_Task prompt_
In the listing below, count each line containing "houses" and answer with the count only.

[Start of Provided material]

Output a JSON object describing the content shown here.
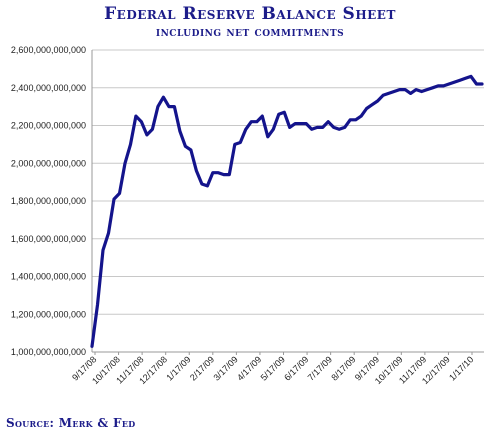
{
  "header": {
    "title": "Federal Reserve Balance Sheet",
    "subtitle": "including net commitments"
  },
  "footer": {
    "source": "Source: Merk & Fed"
  },
  "colors": {
    "series": "#14148c",
    "gridline": "#c8c8c8",
    "title": "#1c1c8a"
  },
  "chart_data": {
    "type": "line",
    "title": "Federal Reserve Balance Sheet",
    "subtitle": "including net commitments",
    "xlabel": "",
    "ylabel": "",
    "ylim": [
      1000000000000,
      2600000000000
    ],
    "grid": true,
    "y_ticks": [
      1000000000000,
      1200000000000,
      1400000000000,
      1600000000000,
      1800000000000,
      2000000000000,
      2200000000000,
      2400000000000,
      2600000000000
    ],
    "y_tick_labels": [
      "1,000,000,000,000",
      "1,200,000,000,000",
      "1,400,000,000,000",
      "1,600,000,000,000",
      "1,800,000,000,000",
      "2,000,000,000,000",
      "2,200,000,000,000",
      "2,400,000,000,000",
      "2,600,000,000,000"
    ],
    "x_tick_labels": [
      "9/17/08",
      "10/17/08",
      "11/17/08",
      "12/17/08",
      "1/17/09",
      "2/17/09",
      "3/17/09",
      "4/17/09",
      "5/17/09",
      "6/17/09",
      "7/17/09",
      "8/17/09",
      "9/17/09",
      "10/17/09",
      "11/17/09",
      "12/17/09",
      "1/17/10"
    ],
    "series": [
      {
        "values": [
          1030000000000,
          1250000000000,
          1540000000000,
          1630000000000,
          1810000000000,
          1840000000000,
          2000000000000,
          2100000000000,
          2250000000000,
          2220000000000,
          2150000000000,
          2180000000000,
          2300000000000,
          2350000000000,
          2300000000000,
          2300000000000,
          2170000000000,
          2090000000000,
          2070000000000,
          1960000000000,
          1890000000000,
          1880000000000,
          1950000000000,
          1950000000000,
          1940000000000,
          1940000000000,
          2100000000000,
          2110000000000,
          2180000000000,
          2220000000000,
          2220000000000,
          2250000000000,
          2140000000000,
          2180000000000,
          2260000000000,
          2270000000000,
          2190000000000,
          2210000000000,
          2210000000000,
          2210000000000,
          2180000000000,
          2190000000000,
          2190000000000,
          2220000000000,
          2190000000000,
          2180000000000,
          2190000000000,
          2230000000000,
          2230000000000,
          2250000000000,
          2290000000000,
          2310000000000,
          2330000000000,
          2360000000000,
          2370000000000,
          2380000000000,
          2390000000000,
          2390000000000,
          2370000000000,
          2390000000000,
          2380000000000,
          2390000000000,
          2400000000000,
          2410000000000,
          2410000000000,
          2420000000000,
          2430000000000,
          2440000000000,
          2450000000000,
          2460000000000,
          2420000000000,
          2420000000000
        ]
      }
    ]
  }
}
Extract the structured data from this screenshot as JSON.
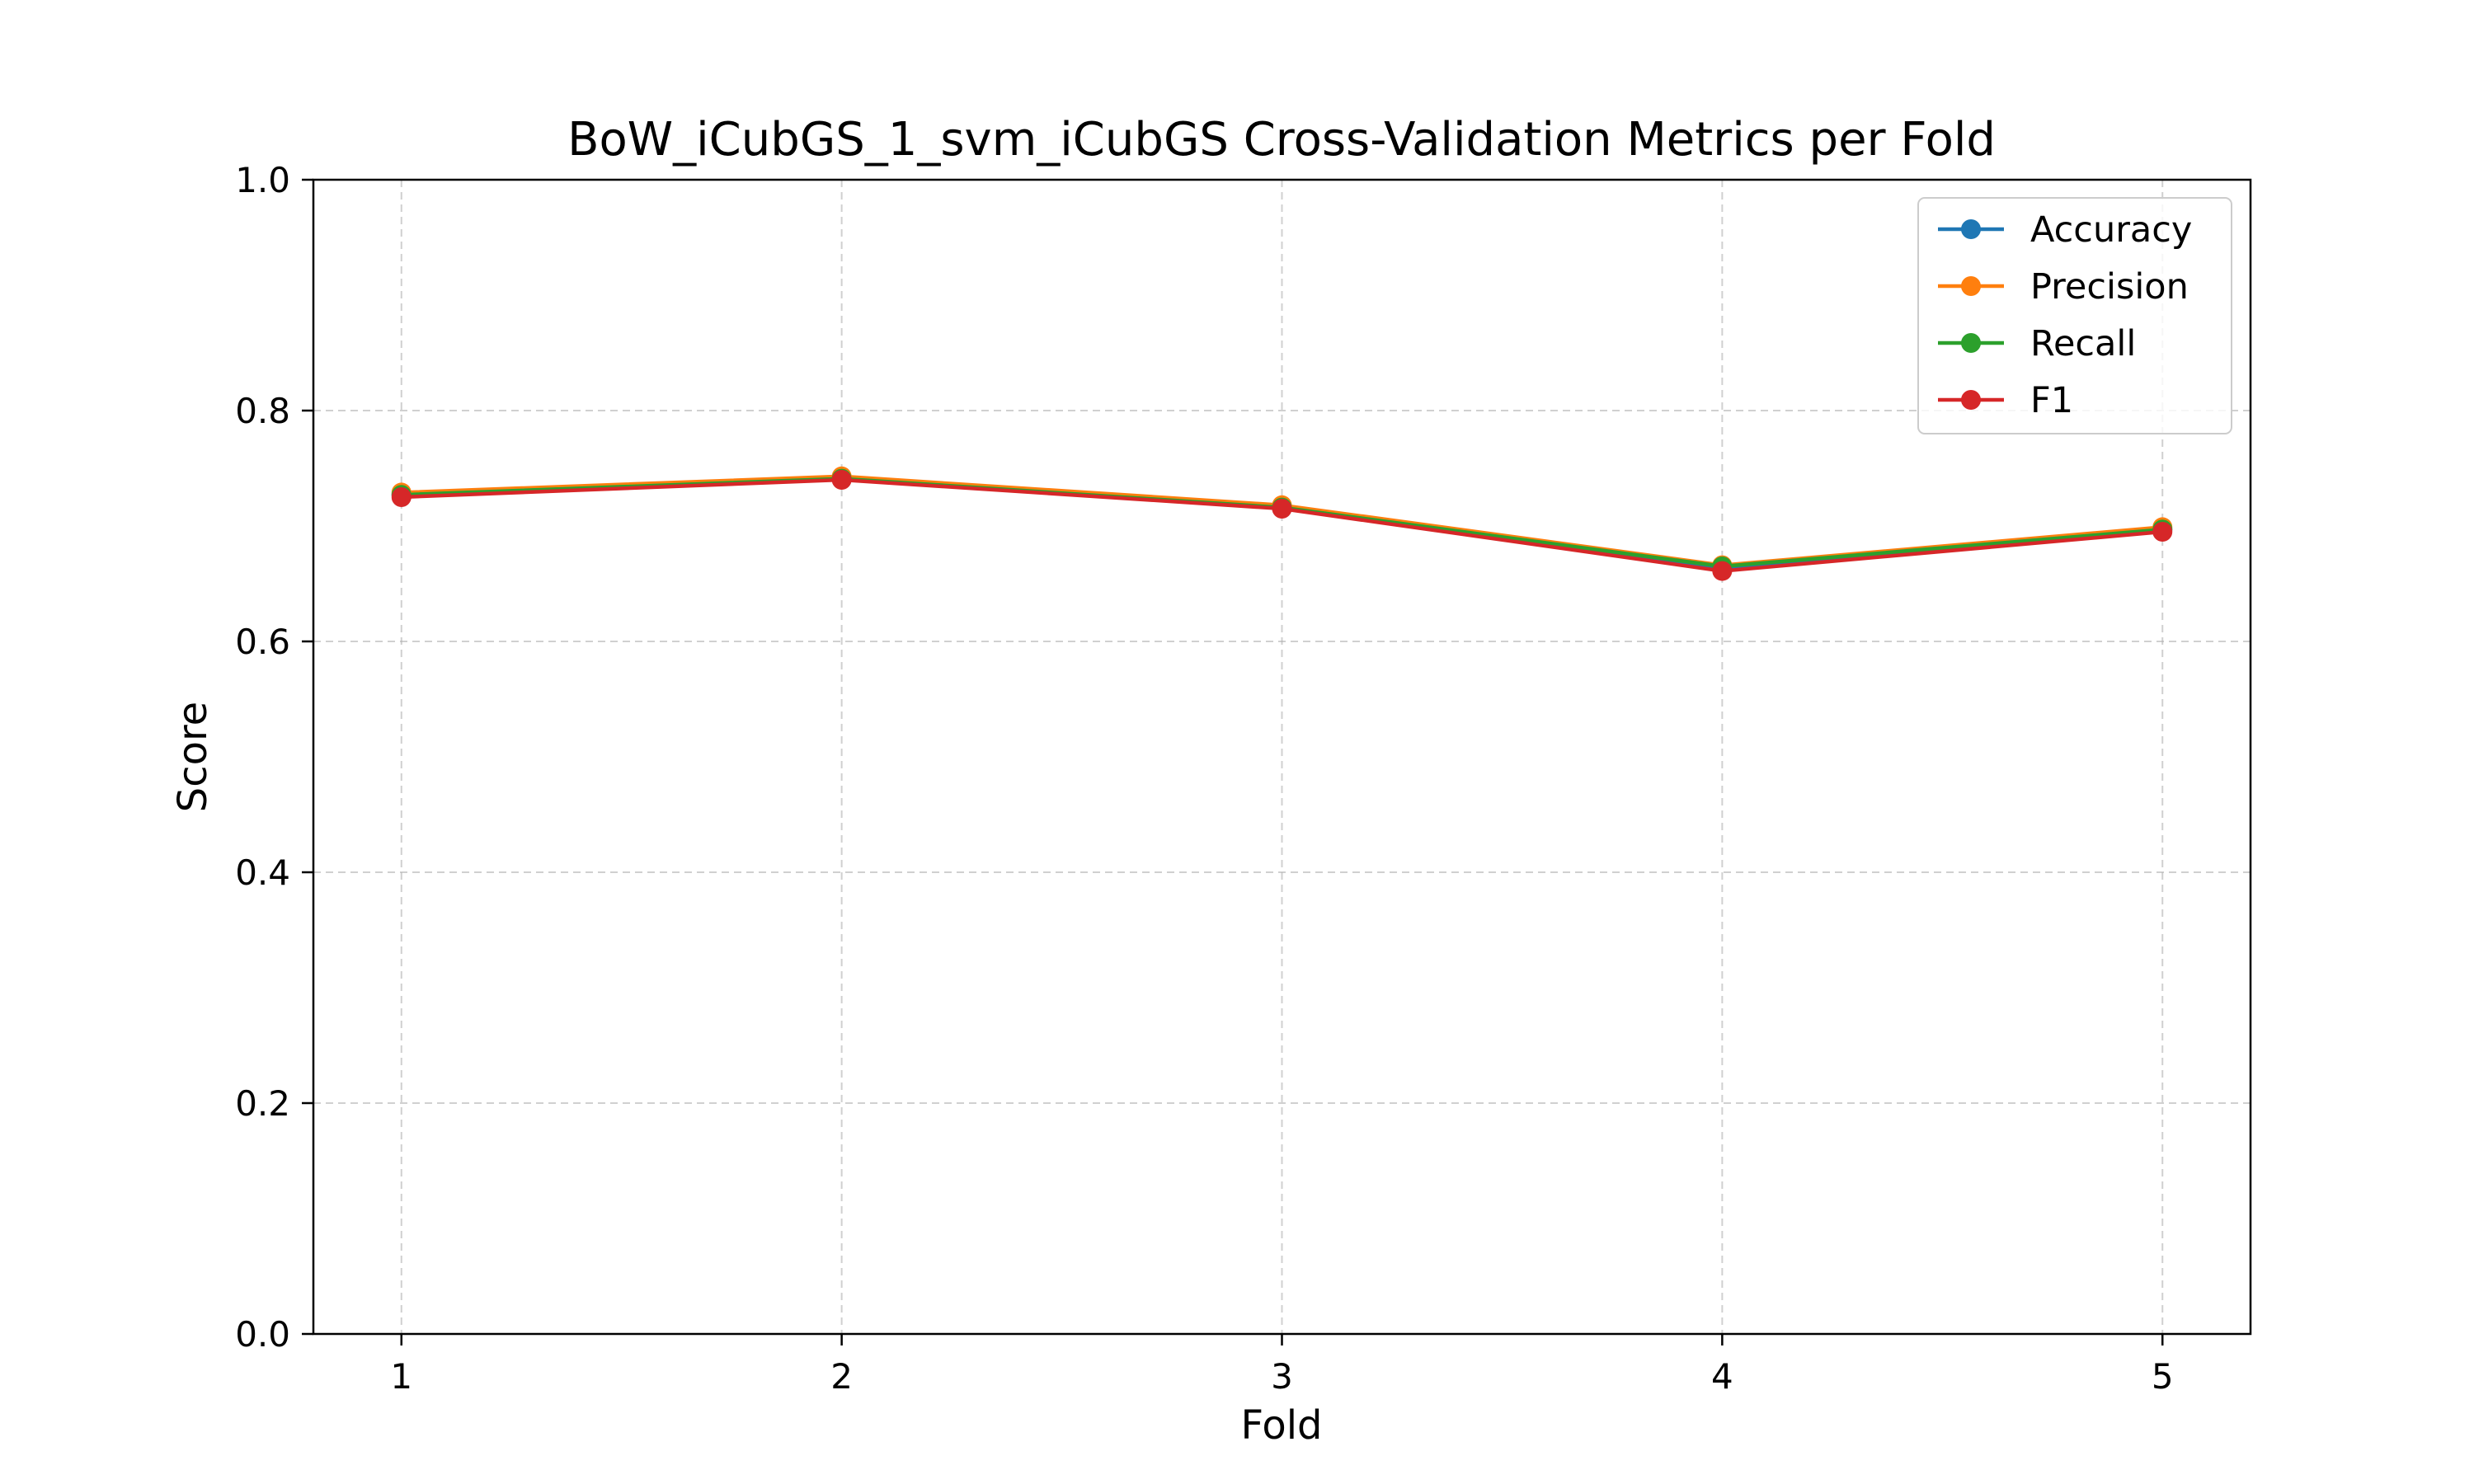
{
  "chart_data": {
    "type": "line",
    "title": "BoW_iCubGS_1_svm_iCubGS Cross-Validation Metrics per Fold",
    "xlabel": "Fold",
    "ylabel": "Score",
    "x": [
      1,
      2,
      3,
      4,
      5
    ],
    "xlim": [
      0.8,
      5.2
    ],
    "ylim": [
      0.0,
      1.0
    ],
    "x_ticks": [
      "1",
      "2",
      "3",
      "4",
      "5"
    ],
    "y_ticks": [
      "0.0",
      "0.2",
      "0.4",
      "0.6",
      "0.8",
      "1.0"
    ],
    "grid": true,
    "legend_position": "top-right",
    "series": [
      {
        "name": "Accuracy",
        "color": "#1f77b4",
        "values": [
          0.727,
          0.741,
          0.716,
          0.664,
          0.697
        ]
      },
      {
        "name": "Precision",
        "color": "#ff7f0e",
        "values": [
          0.729,
          0.743,
          0.718,
          0.666,
          0.699
        ]
      },
      {
        "name": "Recall",
        "color": "#2ca02c",
        "values": [
          0.727,
          0.741,
          0.716,
          0.665,
          0.697
        ]
      },
      {
        "name": "F1",
        "color": "#d62728",
        "values": [
          0.725,
          0.74,
          0.715,
          0.661,
          0.695
        ]
      }
    ]
  }
}
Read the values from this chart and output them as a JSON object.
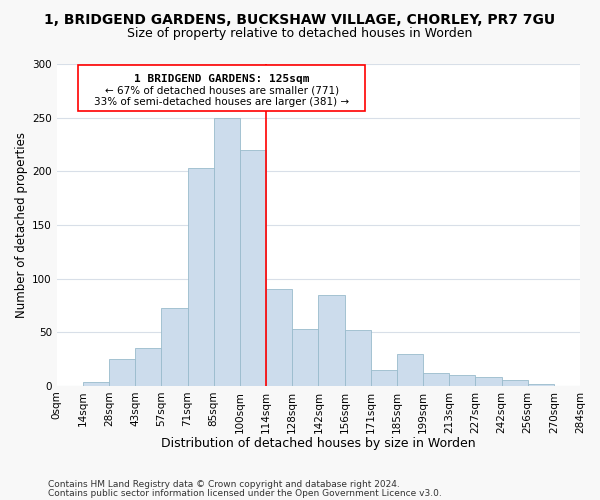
{
  "title": "1, BRIDGEND GARDENS, BUCKSHAW VILLAGE, CHORLEY, PR7 7GU",
  "subtitle": "Size of property relative to detached houses in Worden",
  "xlabel": "Distribution of detached houses by size in Worden",
  "ylabel": "Number of detached properties",
  "bar_color": "#ccdcec",
  "bar_edge_color": "#99bbcc",
  "bins": [
    "0sqm",
    "14sqm",
    "28sqm",
    "43sqm",
    "57sqm",
    "71sqm",
    "85sqm",
    "100sqm",
    "114sqm",
    "128sqm",
    "142sqm",
    "156sqm",
    "171sqm",
    "185sqm",
    "199sqm",
    "213sqm",
    "227sqm",
    "242sqm",
    "256sqm",
    "270sqm",
    "284sqm"
  ],
  "values": [
    0,
    4,
    25,
    35,
    73,
    203,
    250,
    220,
    90,
    53,
    85,
    52,
    15,
    30,
    12,
    10,
    8,
    5,
    2,
    0
  ],
  "ylim": [
    0,
    300
  ],
  "yticks": [
    0,
    50,
    100,
    150,
    200,
    250,
    300
  ],
  "property_line_x": 8.0,
  "property_line_label": "1 BRIDGEND GARDENS: 125sqm",
  "annotation_line1": "← 67% of detached houses are smaller (771)",
  "annotation_line2": "33% of semi-detached houses are larger (381) →",
  "footer1": "Contains HM Land Registry data © Crown copyright and database right 2024.",
  "footer2": "Contains public sector information licensed under the Open Government Licence v3.0.",
  "background_color": "#f8f8f8",
  "plot_bg_color": "#ffffff",
  "grid_color": "#d8dfe8",
  "title_fontsize": 10,
  "subtitle_fontsize": 9,
  "xlabel_fontsize": 9,
  "ylabel_fontsize": 8.5,
  "tick_fontsize": 7.5,
  "footer_fontsize": 6.5
}
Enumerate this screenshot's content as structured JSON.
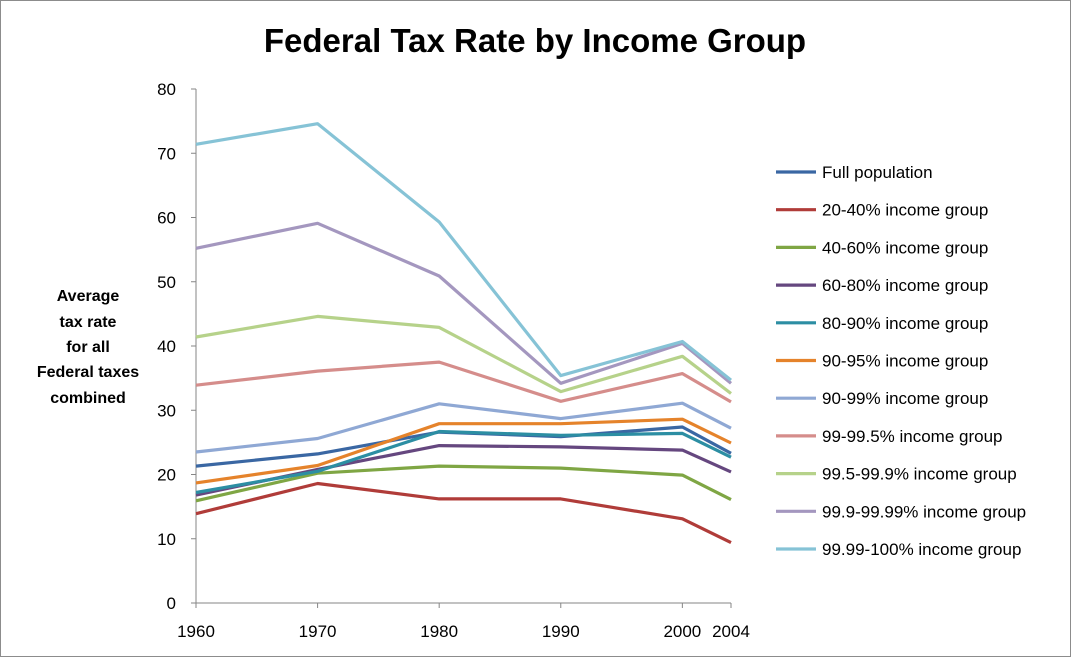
{
  "chart_data": {
    "type": "line",
    "title": "Federal Tax Rate by Income Group",
    "xlabel": "",
    "ylabel_lines": [
      "Average",
      "tax rate",
      "for all",
      "Federal taxes",
      "combined"
    ],
    "x": [
      1960,
      1970,
      1980,
      1990,
      2000,
      2004
    ],
    "x_tick_labels": [
      "1960",
      "1970",
      "1980",
      "1990",
      "2000",
      "2004"
    ],
    "ylim": [
      0,
      80
    ],
    "y_ticks": [
      0,
      10,
      20,
      30,
      40,
      50,
      60,
      70,
      80
    ],
    "grid": false,
    "legend_position": "right",
    "series": [
      {
        "name": "Full population",
        "color": "#3a67a3",
        "values": [
          21.3,
          23.2,
          26.6,
          25.9,
          27.4,
          23.3
        ]
      },
      {
        "name": "20-40% income group",
        "color": "#b03c39",
        "values": [
          13.9,
          18.6,
          16.2,
          16.2,
          13.1,
          9.4
        ]
      },
      {
        "name": "40-60% income group",
        "color": "#7fa644",
        "values": [
          15.9,
          20.2,
          21.3,
          21.0,
          19.9,
          16.1
        ]
      },
      {
        "name": "60-80% income group",
        "color": "#65477f",
        "values": [
          16.8,
          20.8,
          24.5,
          24.3,
          23.8,
          20.4
        ]
      },
      {
        "name": "80-90% income group",
        "color": "#2c8ea3",
        "values": [
          17.2,
          20.5,
          26.7,
          26.1,
          26.4,
          22.7
        ]
      },
      {
        "name": "90-95% income group",
        "color": "#e5832b",
        "values": [
          18.7,
          21.4,
          27.9,
          27.9,
          28.6,
          24.9
        ]
      },
      {
        "name": "90-99% income group",
        "color": "#8fa8d4",
        "values": [
          23.5,
          25.6,
          31.0,
          28.7,
          31.1,
          27.2
        ]
      },
      {
        "name": "99-99.5% income group",
        "color": "#d58d8b",
        "values": [
          33.9,
          36.1,
          37.5,
          31.4,
          35.7,
          31.3
        ]
      },
      {
        "name": "99.5-99.9% income group",
        "color": "#b6d28a",
        "values": [
          41.4,
          44.6,
          42.9,
          32.9,
          38.4,
          32.6
        ]
      },
      {
        "name": "99.9-99.99% income group",
        "color": "#a497bf",
        "values": [
          55.2,
          59.1,
          50.9,
          34.2,
          40.4,
          34.2
        ]
      },
      {
        "name": "99.99-100% income group",
        "color": "#86c3d6",
        "values": [
          71.4,
          74.6,
          59.3,
          35.4,
          40.7,
          34.7
        ]
      }
    ]
  }
}
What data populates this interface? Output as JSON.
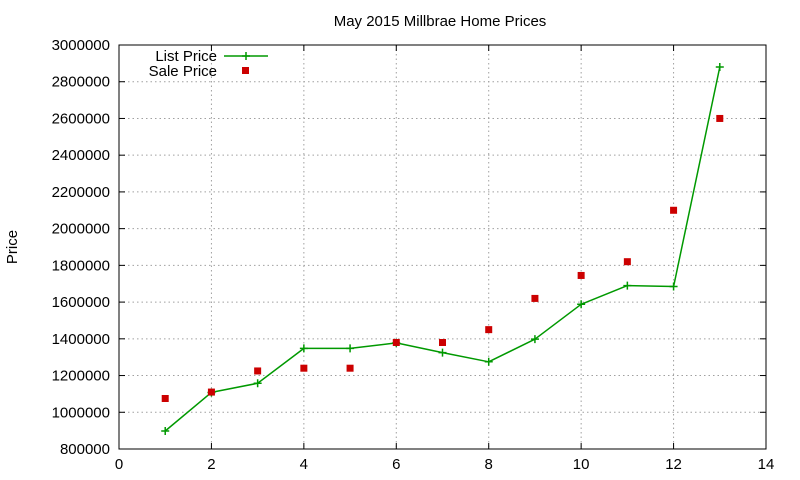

[End of Provided material]

_Reply_
4